In the post on judging without eyes and ears below, reproduce word for word the part that opens with the words containing "Sunday, November 2, 2008" and closes with "and his talk.".

— Start PASSAGE GIVEN —

Sunday, November 2, 2008

Judging without eyes and ears

Bill Brown ... Xiamen University
"He will not judge by what he sees with his eyes, or decide by what he hers with his ears, but with righteous he will judge the needy, with justice he will give decisions for the poor of the earth." Isaiah 11: 3b, 4

"Do not impose on others what you yourself do not desire." Confucius

A college teacher handed out a brief half page biography about the guest who was about to lecture, but the students did not know that there were two bios. The left side of the class was told that the guest speaker was warm, humorous, funny and a popular speaker. The right side of the class was told that he was serious, professional, efficient, nonhumorous. The man gave his talk, left, and the teacher had the students rate the speaker and his talk.

Though both sides heard the same man give the same speech at the same time, their reactions were very different--skewed by the preconceptions they had from the brief bio they'd been given. The left side rated him as funny, warm, friendly, a good speaker. The right side rated him as more professional, serious, less humorous, and, surprisingly, not such a good speaker. The brief bios not only twisted their perception of the man's personal traits but also of his competence!

In my Xiamen University Organizational Behavior classes I teach how easily our perception of things, and especially of people, can be twisted. I even pull a few tricks on the students, and they invariably fall for them, even when warned in advance, because our minds all pretty much work the same way, and we are much less objective than we think when we look at the world around us. If I meet a person for the first time with someone I distrust, that influences my thoughts of them. If they disagree with me on important subjects, that too can bias me against them. And when I read the daily news in the paper or on the internet, clever but slanted reporting (we're 'patriots' but they are 'nationalists', our 'government,' they're 'regime') can close our eyes to the truth.

If others easily influence us, we also easily influence others. Just one word from us can plant a seed of doubt or mistrust in others--or a good word, timely spoken, can lift up. A friend who visited Xiamen said of a waiter who was having a bad day, "Their lives are so fragile. A complaint or a wrong glance from a customer and they might be fired, and not easily find another job."

— End PASSAGE GIVEN —
— Start MATERIAL SUPPLIED —

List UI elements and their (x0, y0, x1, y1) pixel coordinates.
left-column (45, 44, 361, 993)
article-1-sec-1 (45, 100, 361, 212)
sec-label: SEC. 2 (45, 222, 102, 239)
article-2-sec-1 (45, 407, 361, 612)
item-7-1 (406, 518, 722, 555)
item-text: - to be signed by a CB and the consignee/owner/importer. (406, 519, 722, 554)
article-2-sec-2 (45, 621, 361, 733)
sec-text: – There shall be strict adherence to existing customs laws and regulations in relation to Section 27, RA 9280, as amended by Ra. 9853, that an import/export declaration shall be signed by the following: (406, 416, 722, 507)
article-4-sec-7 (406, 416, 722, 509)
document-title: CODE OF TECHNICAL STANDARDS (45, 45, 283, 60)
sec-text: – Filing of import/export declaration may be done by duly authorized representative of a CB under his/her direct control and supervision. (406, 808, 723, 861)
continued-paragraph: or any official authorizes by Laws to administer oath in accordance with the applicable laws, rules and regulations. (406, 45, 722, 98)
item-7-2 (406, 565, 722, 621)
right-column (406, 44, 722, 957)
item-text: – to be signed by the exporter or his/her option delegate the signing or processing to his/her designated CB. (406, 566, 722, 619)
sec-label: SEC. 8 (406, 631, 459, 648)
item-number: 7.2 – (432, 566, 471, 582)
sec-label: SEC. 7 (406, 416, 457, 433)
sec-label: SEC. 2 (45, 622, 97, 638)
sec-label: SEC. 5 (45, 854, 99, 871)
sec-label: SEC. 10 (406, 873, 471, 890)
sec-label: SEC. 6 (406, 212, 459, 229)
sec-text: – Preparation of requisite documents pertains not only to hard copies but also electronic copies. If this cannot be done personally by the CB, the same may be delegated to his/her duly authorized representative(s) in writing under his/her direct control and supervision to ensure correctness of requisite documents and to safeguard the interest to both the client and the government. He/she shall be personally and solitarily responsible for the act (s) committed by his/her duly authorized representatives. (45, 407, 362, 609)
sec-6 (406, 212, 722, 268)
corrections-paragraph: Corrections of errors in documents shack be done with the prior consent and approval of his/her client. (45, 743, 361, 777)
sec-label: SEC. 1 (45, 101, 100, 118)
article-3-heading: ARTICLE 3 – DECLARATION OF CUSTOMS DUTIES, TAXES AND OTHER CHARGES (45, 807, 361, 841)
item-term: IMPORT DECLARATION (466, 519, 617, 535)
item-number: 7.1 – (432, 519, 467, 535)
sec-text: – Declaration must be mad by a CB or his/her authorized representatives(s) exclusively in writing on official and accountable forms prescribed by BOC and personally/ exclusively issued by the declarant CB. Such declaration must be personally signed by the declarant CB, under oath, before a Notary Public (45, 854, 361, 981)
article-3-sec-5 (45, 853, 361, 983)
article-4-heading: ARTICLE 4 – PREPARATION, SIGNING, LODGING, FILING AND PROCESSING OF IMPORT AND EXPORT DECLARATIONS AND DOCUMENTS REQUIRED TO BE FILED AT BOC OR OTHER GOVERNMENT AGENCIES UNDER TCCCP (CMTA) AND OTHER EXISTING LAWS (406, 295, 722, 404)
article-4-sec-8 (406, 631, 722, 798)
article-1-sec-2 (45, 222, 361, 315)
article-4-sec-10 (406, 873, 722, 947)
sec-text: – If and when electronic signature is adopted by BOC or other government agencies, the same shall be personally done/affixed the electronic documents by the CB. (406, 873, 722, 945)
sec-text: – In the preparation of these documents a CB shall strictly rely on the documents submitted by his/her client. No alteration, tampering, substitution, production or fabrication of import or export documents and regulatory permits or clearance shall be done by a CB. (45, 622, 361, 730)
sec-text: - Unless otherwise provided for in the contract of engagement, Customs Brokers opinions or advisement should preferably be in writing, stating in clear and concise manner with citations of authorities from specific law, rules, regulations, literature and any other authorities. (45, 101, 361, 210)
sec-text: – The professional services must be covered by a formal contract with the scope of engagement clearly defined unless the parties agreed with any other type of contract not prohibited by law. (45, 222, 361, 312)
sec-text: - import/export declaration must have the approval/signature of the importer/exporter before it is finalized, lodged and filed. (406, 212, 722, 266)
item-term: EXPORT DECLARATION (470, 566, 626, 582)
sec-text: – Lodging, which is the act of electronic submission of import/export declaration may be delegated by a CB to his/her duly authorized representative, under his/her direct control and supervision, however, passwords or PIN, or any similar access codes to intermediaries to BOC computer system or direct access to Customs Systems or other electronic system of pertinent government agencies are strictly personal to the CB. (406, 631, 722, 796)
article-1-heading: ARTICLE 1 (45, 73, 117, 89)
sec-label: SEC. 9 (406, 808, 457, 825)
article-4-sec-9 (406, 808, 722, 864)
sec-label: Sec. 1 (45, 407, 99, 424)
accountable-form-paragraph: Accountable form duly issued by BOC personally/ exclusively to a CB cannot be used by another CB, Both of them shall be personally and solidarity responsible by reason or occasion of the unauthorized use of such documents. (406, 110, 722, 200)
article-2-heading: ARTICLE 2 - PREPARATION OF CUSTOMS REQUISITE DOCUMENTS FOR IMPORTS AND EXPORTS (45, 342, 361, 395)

— End MATERIAL SUPPLIED —
— Start MATERIAL SUPPLIED —

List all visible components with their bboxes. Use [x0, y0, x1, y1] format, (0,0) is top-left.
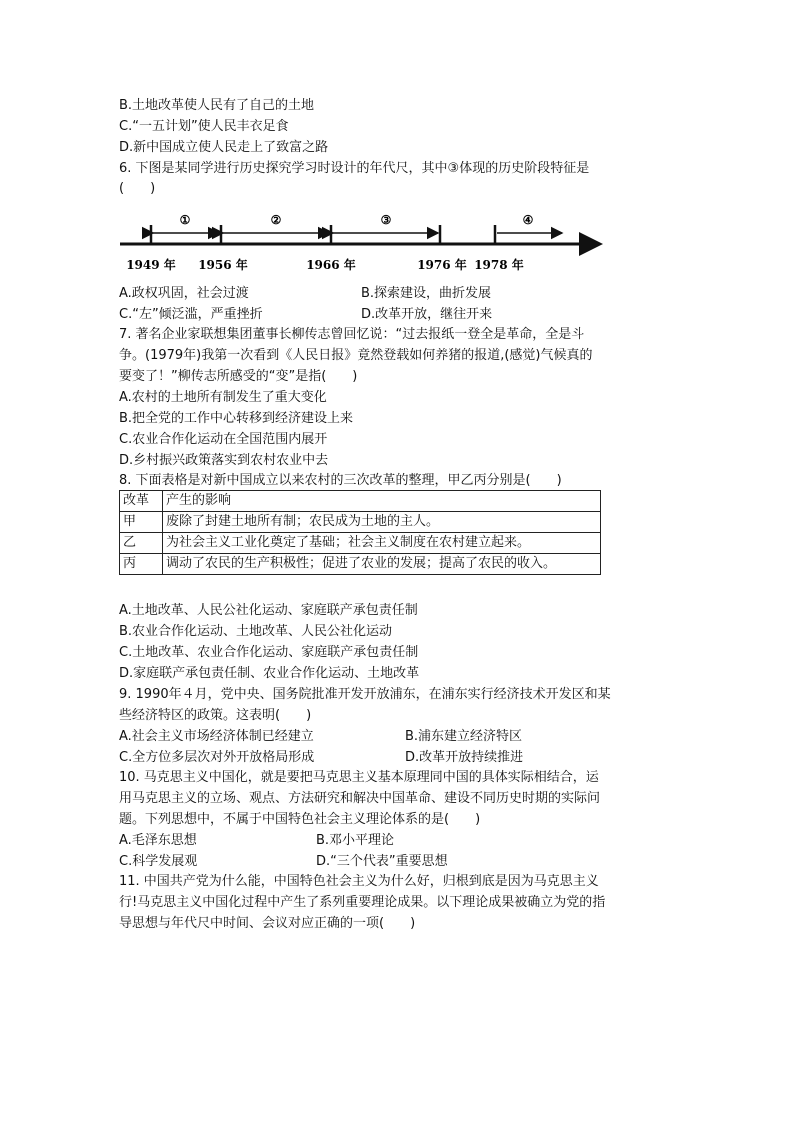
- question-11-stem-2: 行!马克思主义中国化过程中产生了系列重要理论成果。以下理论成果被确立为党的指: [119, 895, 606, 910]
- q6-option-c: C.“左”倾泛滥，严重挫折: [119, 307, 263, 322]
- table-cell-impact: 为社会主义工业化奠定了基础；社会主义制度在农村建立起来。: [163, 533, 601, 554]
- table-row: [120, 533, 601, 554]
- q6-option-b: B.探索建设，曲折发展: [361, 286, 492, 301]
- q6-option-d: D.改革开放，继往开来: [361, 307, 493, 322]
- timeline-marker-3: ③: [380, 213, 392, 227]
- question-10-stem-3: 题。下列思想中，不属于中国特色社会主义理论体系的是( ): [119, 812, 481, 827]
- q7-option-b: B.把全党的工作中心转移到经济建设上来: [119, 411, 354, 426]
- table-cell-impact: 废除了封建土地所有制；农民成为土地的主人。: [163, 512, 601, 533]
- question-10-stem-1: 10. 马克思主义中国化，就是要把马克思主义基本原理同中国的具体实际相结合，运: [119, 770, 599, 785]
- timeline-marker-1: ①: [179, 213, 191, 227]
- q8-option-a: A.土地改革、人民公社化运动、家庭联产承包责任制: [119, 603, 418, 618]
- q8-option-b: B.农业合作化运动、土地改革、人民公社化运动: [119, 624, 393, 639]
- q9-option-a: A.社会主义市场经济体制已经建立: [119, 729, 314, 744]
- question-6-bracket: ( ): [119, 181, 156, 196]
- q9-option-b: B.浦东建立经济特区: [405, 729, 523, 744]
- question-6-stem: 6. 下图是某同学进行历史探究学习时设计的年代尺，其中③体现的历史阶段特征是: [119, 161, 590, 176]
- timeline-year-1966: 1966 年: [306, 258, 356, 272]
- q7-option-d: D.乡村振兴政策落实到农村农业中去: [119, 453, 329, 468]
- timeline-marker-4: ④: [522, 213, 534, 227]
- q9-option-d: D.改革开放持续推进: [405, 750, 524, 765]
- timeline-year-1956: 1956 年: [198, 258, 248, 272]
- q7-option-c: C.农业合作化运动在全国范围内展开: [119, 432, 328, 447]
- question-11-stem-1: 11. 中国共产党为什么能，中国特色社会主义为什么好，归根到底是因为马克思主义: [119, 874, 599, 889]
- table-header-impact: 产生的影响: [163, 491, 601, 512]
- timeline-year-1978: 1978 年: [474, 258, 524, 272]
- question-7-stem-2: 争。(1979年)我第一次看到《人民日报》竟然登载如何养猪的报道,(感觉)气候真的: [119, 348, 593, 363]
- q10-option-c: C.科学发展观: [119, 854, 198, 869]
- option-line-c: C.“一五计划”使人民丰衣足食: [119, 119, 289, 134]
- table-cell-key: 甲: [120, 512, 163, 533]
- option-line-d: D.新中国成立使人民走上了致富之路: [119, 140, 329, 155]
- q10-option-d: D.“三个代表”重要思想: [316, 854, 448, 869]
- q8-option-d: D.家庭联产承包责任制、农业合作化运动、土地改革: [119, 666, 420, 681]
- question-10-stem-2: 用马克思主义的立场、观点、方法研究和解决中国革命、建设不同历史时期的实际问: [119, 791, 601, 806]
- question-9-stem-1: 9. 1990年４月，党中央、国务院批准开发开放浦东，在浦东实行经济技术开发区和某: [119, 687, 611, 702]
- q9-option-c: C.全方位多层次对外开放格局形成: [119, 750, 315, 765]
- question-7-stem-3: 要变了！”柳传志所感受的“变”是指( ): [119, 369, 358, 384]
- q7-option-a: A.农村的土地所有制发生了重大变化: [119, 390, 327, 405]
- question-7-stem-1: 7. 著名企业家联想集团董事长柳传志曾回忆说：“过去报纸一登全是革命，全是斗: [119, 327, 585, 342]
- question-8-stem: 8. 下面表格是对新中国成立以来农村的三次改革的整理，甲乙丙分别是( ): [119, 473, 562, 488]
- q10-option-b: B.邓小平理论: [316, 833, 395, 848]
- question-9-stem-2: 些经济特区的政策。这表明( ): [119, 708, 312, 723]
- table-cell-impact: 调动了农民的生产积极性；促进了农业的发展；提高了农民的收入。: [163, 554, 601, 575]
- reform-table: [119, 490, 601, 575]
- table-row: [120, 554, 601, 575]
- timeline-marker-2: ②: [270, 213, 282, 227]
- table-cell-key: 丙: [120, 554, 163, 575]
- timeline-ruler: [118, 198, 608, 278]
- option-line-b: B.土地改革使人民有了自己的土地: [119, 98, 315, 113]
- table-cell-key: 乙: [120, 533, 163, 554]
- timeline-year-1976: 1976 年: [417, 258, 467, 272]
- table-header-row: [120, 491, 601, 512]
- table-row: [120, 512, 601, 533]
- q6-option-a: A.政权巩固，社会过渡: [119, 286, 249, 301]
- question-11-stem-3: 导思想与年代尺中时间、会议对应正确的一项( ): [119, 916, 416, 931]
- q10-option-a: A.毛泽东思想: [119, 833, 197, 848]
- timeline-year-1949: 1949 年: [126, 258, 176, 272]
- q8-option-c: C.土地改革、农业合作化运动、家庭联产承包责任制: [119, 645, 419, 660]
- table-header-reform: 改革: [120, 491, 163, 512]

— End MATERIAL SUPPLIED —
— Start MATERIAL SUPPLIED —

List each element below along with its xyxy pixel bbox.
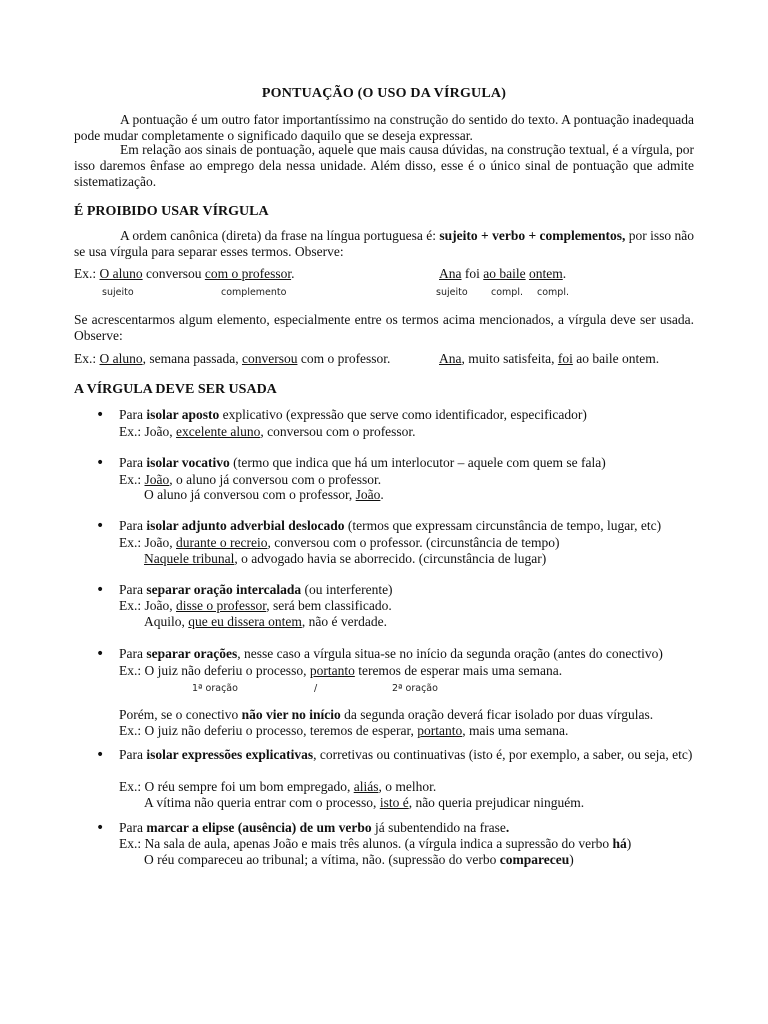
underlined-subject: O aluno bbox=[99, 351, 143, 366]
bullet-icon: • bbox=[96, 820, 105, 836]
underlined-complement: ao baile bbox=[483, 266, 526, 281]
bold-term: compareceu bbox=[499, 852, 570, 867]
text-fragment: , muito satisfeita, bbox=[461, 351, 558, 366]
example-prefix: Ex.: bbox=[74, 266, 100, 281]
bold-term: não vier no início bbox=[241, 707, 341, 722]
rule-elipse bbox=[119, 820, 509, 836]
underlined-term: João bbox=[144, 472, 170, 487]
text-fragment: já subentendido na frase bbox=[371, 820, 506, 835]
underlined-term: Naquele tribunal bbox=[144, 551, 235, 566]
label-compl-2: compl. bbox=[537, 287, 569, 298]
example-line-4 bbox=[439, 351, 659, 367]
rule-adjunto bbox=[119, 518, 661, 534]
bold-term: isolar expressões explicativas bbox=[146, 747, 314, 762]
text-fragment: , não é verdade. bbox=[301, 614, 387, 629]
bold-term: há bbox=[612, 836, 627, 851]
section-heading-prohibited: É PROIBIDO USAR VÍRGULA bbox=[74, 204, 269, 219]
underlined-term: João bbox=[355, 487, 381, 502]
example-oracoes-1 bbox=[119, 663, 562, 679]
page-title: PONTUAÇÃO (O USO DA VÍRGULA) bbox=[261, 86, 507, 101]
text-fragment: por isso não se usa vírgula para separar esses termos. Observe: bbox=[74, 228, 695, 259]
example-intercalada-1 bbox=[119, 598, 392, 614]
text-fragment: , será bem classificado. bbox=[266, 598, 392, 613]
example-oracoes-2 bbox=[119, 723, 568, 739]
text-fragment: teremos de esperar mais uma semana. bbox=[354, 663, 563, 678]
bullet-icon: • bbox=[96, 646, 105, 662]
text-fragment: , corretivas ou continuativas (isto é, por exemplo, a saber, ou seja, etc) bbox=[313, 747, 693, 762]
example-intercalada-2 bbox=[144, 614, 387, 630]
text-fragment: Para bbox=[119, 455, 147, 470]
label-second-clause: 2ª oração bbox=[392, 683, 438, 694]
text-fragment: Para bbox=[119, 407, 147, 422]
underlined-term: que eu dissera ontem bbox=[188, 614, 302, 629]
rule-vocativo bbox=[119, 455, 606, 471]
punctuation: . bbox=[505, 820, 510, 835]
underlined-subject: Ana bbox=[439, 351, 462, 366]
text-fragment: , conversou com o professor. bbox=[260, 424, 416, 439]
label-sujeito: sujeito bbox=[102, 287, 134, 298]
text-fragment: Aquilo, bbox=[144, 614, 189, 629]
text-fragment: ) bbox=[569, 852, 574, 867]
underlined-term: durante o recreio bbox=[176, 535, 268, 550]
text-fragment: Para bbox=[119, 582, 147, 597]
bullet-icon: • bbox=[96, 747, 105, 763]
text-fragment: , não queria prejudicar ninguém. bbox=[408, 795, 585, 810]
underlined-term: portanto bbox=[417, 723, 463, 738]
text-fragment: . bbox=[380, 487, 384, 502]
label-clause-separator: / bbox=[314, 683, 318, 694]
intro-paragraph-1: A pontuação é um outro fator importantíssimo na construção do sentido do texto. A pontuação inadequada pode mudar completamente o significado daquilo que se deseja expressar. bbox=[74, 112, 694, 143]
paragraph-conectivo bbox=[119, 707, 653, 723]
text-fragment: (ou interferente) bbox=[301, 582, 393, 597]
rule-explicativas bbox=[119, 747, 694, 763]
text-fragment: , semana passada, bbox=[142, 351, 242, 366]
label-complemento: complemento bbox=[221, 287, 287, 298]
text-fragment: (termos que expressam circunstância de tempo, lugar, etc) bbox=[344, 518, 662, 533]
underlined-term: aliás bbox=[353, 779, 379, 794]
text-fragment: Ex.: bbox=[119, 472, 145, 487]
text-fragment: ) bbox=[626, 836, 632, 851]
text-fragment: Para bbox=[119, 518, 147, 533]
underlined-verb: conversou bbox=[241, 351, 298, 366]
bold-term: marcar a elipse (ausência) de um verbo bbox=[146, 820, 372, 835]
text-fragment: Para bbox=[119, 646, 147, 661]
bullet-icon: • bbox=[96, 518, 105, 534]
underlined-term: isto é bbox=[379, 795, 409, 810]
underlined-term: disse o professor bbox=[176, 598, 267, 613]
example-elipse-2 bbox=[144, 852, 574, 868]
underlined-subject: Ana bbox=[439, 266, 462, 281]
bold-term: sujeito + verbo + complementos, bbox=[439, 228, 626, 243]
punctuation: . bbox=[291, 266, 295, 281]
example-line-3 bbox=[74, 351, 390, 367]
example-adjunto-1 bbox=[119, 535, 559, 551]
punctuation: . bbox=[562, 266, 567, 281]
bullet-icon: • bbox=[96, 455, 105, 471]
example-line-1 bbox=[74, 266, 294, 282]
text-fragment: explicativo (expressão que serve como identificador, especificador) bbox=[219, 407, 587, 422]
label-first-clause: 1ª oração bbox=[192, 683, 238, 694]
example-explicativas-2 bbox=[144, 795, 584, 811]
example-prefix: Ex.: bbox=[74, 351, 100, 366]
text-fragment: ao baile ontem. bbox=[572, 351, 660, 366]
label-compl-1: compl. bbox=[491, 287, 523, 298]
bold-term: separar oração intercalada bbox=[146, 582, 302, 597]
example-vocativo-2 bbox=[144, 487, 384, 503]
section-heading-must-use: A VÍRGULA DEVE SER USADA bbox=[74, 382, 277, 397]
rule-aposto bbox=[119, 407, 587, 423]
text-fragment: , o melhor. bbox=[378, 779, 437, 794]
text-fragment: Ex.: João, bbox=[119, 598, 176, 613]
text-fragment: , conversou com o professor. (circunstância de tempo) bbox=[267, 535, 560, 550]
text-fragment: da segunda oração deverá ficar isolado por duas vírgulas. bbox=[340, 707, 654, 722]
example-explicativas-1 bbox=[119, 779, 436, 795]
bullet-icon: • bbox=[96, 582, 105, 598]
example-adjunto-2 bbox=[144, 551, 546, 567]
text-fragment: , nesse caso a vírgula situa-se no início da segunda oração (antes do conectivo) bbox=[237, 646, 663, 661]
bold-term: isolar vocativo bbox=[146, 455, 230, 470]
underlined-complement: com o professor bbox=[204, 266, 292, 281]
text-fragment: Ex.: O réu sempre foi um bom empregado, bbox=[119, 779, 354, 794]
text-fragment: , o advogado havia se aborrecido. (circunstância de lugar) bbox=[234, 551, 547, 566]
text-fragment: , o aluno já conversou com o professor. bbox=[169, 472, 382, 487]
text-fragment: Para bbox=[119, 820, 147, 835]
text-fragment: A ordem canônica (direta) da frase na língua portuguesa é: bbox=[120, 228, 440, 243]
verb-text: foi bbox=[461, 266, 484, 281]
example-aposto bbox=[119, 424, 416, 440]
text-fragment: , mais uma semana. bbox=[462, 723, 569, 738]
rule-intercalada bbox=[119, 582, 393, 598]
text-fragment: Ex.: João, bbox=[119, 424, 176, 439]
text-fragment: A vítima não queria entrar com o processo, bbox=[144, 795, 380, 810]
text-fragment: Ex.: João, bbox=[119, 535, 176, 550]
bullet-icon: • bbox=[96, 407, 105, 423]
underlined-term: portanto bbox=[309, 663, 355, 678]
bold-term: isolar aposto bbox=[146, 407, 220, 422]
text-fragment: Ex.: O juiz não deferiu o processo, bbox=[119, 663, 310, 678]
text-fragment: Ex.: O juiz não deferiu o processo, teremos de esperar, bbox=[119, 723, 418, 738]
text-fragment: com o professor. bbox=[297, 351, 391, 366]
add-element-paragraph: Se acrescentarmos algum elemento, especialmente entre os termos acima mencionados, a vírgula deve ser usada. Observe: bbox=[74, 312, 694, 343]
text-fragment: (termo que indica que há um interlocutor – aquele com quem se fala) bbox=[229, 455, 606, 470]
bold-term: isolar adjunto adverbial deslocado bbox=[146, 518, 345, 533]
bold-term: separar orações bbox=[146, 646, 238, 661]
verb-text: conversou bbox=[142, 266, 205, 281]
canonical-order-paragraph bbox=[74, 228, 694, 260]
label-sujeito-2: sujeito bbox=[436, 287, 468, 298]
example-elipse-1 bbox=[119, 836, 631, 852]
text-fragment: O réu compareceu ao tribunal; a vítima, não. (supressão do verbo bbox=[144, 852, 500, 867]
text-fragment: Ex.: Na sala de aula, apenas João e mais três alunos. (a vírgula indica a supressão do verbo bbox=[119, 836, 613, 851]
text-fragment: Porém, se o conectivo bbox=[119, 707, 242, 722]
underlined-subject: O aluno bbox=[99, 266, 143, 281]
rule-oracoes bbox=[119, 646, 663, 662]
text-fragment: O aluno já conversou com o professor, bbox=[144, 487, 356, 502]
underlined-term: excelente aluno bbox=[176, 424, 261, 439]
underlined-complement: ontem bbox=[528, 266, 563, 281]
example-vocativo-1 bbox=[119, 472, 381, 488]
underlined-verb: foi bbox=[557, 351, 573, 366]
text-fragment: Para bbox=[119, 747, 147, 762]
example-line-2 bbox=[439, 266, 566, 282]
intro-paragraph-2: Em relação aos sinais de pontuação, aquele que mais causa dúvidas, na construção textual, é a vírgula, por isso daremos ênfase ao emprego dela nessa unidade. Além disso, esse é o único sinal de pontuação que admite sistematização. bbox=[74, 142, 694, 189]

— End MATERIAL SUPPLIED —

- RESULT BELOW
Sunday, November 2, 2008

Judging without eyes and ears

Bill Brown ... Xiamen University
"He will not judge by what he sees with his eyes, or decide by what he hers with his ears, but with righteous he will judge the needy, with justice he will give decisions for the poor of the earth." Isaiah 11: 3b, 4

"Do not impose on others what you yourself do not desire." Confucius

A college teacher handed out a brief half page biography about the guest who was about to lecture, but the students did not know that there were two bios. The left side of the class was told that the guest speaker was warm, humorous, funny and a popular speaker. The right side of the class was told that he was serious, professional, efficient, nonhumorous. The man gave his talk, left, and the teacher had the students rate the speaker and his talk.